> **THE EXERCISE**
Check each line of the data below for the word "CENTO", then extract the ones that have it.

> **TASK MATERIAL**
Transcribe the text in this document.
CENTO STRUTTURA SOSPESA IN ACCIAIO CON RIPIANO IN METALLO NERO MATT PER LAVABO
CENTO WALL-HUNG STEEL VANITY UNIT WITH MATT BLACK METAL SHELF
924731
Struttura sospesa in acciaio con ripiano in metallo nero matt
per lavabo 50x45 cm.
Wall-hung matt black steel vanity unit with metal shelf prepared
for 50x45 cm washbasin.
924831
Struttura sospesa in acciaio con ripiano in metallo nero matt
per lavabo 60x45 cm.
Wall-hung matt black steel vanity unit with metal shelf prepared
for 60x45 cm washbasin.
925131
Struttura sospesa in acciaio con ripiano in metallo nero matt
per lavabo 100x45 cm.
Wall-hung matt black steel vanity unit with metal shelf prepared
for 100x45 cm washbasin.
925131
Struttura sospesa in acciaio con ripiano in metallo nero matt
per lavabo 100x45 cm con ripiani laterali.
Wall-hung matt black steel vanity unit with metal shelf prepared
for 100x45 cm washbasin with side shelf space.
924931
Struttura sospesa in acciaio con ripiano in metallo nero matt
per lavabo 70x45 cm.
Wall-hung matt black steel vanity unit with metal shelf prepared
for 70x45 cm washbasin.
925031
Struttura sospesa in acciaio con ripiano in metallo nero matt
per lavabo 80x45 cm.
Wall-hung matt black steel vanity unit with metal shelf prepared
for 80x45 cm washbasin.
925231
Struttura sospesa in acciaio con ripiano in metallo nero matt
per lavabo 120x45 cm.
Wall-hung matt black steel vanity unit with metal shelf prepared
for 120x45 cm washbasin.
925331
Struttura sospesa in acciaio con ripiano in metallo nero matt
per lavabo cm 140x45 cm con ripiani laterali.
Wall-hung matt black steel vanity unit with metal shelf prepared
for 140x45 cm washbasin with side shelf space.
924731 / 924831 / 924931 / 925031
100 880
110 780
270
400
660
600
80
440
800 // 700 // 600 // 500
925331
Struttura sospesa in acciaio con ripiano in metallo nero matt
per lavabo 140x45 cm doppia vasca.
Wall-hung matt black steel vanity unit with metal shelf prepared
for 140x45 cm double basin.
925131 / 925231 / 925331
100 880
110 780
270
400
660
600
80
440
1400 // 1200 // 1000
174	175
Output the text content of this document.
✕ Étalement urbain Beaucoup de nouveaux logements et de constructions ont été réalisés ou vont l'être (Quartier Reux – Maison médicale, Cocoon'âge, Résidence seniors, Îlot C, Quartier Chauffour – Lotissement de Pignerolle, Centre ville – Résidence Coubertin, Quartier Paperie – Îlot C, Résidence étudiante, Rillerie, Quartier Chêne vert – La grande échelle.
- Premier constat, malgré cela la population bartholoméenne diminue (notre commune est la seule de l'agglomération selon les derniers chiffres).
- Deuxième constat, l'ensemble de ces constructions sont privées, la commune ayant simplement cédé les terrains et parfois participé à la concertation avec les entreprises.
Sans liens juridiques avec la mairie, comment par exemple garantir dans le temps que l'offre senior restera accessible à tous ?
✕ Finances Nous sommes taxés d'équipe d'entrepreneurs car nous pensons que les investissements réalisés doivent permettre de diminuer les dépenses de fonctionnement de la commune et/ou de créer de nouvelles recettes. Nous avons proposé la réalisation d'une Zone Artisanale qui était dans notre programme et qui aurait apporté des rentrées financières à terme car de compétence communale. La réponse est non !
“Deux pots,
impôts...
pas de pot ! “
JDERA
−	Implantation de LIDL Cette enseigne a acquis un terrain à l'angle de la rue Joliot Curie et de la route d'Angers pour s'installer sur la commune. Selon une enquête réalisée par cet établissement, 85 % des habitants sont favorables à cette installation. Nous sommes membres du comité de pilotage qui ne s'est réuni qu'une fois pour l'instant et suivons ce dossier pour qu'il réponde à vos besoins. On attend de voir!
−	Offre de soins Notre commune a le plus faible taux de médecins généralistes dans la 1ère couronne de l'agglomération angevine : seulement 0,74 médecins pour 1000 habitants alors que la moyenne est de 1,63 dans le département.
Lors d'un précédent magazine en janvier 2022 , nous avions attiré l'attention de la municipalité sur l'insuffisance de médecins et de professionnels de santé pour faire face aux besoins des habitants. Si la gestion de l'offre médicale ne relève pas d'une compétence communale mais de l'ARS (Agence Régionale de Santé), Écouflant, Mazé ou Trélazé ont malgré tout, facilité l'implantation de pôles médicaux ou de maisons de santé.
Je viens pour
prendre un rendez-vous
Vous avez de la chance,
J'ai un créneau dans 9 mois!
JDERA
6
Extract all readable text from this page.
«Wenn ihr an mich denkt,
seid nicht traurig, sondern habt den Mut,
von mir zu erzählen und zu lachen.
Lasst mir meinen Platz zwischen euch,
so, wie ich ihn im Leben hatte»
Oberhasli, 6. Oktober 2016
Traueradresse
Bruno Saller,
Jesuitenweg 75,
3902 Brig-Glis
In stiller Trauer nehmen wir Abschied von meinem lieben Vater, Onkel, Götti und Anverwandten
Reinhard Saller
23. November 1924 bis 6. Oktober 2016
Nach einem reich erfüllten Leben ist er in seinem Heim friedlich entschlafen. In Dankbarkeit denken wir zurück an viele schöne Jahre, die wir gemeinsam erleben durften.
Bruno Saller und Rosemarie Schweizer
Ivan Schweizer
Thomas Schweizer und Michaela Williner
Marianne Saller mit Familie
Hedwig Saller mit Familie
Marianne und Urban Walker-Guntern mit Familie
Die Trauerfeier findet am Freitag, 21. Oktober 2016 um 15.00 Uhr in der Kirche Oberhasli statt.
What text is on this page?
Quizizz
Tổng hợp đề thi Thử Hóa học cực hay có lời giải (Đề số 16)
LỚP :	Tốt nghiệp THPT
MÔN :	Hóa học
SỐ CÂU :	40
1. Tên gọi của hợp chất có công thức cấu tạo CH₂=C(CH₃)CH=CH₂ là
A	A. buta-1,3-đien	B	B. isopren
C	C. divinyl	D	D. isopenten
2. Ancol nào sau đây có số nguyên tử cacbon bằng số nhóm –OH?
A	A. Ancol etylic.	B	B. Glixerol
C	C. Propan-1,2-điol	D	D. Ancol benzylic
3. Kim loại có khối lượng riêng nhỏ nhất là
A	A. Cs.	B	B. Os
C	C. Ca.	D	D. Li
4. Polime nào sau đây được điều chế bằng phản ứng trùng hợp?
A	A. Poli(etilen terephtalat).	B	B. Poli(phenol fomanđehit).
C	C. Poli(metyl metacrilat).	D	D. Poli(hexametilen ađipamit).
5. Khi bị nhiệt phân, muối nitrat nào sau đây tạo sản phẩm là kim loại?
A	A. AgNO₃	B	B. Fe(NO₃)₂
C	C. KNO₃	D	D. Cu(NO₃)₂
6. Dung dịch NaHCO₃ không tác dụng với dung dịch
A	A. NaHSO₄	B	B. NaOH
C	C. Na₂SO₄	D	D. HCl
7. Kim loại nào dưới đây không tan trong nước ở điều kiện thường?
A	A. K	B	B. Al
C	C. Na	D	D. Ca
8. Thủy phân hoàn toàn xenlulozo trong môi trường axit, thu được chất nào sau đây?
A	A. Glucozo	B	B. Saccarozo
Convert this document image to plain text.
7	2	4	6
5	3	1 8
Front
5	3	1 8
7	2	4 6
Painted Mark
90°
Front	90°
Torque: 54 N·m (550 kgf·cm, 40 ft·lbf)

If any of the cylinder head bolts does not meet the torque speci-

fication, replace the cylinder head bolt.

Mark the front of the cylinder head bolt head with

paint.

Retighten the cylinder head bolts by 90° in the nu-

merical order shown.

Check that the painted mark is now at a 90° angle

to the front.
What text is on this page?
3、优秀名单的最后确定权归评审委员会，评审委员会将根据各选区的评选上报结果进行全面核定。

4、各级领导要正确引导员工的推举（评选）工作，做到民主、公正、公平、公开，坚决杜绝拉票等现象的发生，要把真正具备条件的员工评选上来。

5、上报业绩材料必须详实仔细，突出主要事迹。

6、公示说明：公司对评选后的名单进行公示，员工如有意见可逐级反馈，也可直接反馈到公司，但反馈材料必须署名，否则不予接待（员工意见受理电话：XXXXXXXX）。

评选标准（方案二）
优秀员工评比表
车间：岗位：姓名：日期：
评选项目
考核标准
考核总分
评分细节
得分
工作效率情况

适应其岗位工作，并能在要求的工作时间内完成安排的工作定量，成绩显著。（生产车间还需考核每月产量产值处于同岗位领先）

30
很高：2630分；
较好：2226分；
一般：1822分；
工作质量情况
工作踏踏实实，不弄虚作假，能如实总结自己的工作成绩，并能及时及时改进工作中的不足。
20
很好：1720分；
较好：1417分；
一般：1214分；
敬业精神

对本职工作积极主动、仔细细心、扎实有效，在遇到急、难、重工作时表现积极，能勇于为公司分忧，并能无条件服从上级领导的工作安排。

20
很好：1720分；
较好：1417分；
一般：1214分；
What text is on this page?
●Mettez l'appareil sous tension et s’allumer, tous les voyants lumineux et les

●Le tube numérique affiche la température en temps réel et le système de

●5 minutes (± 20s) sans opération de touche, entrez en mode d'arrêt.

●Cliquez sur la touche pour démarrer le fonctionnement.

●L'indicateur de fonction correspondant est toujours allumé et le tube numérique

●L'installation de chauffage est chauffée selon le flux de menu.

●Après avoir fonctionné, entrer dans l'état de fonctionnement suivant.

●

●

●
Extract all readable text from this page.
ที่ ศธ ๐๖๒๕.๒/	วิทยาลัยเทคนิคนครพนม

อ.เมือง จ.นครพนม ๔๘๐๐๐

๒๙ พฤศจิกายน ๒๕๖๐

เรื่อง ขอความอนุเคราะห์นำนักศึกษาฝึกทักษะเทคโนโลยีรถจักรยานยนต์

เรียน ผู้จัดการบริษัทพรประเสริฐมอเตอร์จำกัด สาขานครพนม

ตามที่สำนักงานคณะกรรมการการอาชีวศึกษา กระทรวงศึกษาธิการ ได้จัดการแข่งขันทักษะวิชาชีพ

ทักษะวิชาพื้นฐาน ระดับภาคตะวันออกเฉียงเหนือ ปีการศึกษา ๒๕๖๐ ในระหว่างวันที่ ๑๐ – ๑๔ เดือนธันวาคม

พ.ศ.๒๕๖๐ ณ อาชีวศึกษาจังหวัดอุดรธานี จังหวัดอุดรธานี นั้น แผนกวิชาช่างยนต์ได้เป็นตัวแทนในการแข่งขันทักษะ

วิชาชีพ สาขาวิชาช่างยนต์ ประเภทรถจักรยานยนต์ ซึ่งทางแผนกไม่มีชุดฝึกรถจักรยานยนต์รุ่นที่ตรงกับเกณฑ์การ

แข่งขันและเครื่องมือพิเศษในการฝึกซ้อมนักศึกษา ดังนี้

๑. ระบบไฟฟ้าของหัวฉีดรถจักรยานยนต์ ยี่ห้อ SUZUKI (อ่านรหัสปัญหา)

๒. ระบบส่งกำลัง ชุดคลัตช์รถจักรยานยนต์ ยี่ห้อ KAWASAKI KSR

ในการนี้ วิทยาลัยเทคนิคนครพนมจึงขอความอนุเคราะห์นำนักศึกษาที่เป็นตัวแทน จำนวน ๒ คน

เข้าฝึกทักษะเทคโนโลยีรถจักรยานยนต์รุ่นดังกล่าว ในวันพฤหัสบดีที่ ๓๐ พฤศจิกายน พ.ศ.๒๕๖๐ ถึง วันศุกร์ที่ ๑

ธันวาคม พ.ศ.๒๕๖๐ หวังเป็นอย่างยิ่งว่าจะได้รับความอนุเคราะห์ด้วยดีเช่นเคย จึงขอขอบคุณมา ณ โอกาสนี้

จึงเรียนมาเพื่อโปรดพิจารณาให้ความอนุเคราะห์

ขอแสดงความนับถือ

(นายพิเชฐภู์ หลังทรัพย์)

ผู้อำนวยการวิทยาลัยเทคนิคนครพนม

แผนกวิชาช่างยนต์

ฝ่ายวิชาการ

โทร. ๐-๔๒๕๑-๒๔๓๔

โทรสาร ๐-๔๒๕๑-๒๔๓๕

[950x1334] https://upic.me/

> **REPLY TO THE TASK**
CENTO STRUTTURA SOSPESA IN ACCIAIO CON RIPIANO IN METALLO NERO MATT PER LAVABO
CENTO WALL-HUNG STEEL VANITY UNIT WITH MATT BLACK METAL SHELF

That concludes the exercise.